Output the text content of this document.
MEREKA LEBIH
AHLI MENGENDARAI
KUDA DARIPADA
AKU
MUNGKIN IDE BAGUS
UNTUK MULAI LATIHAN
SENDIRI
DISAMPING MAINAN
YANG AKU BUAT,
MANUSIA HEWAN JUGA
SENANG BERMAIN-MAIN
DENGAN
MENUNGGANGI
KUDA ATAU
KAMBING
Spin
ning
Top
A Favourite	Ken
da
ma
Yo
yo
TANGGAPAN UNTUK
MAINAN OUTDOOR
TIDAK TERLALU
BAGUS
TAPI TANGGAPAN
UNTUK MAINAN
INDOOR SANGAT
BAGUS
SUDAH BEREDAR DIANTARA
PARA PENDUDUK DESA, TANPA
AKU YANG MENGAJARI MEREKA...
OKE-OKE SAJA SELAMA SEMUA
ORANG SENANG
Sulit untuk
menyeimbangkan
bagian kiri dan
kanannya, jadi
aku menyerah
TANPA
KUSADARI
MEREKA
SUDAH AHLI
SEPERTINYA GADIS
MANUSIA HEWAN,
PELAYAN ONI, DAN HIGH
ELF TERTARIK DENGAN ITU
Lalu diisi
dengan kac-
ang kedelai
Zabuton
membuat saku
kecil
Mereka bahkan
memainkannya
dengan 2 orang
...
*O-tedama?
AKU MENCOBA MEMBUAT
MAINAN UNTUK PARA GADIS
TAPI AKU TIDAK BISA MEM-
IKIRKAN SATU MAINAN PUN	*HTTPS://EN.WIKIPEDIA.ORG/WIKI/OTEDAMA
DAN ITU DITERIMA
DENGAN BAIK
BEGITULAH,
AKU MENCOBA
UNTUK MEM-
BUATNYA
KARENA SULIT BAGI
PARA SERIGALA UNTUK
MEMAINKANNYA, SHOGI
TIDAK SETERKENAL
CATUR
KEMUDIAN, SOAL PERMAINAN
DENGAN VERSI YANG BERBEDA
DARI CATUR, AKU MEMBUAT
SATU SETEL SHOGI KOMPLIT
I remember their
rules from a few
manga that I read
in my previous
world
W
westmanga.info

::::::

◆ **Written task**: Type the material above out again, exactly.

◆ **Exercise result**:
Output the text content of this document.
MEREKA LEBIH
AHLI MENGENDARAI
KUDA DARIPADA
AKU
MUNGKIN IDE BAGUS
UNTUK MULAI LATIHAN
SENDIRI
DISAMPING MAINAN
YANG AKU BUAT,
MANUSIA HEWAN JUGA
SENANG BERMAIN-MAIN
DENGAN
MENUNGGANGI
KUDA ATAU
KAMBING
Spin
ning
Top
A Favourite	Ken
da
ma
Yo
yo
TANGGAPAN UNTUK
MAINAN OUTDOOR
TIDAK TERLALU
BAGUS
TAPI TANGGAPAN
UNTUK MAINAN
INDOOR SANGAT
BAGUS
SUDAH BEREDAR DIANTARA
PARA PENDUDUK DESA, TANPA
AKU YANG MENGAJARI MEREKA...
OKE-OKE SAJA SELAMA SEMUA
ORANG SENANG
Sulit untuk
menyeimbangkan
bagian kiri dan
kanannya, jadi
aku menyerah
TANPA
KUSADARI
MEREKA
SUDAH AHLI
SEPERTINYA GADIS
MANUSIA HEWAN,
PELAYAN ONI, DAN HIGH
ELF TERTARIK DENGAN ITU
Lalu diisi
dengan kac-
ang kedelai
Zabuton
membuat saku
kecil
Mereka bahkan
memainkannya
dengan 2 orang
...
*O-tedama?
AKU MENCOBA MEMBUAT
MAINAN UNTUK PARA GADIS
TAPI AKU TIDAK BISA MEM-
IKIRKAN SATU MAINAN PUN	*HTTPS://EN.WIKIPEDIA.ORG/WIKI/OTEDAMA
DAN ITU DITERIMA
DENGAN BAIK
BEGITULAH,
AKU MENCOBA
UNTUK MEM-
BUATNYA
KARENA SULIT BAGI
PARA SERIGALA UNTUK
MEMAINKANNYA, SHOGI
TIDAK SETERKENAL
CATUR
KEMUDIAN, SOAL PERMAINAN
DENGAN VERSI YANG BERBEDA
DARI CATUR, AKU MEMBUAT
SATU SETEL SHOGI KOMPLIT
I remember their
rules from a few
manga that I read
in my previous
world
W
westmanga.info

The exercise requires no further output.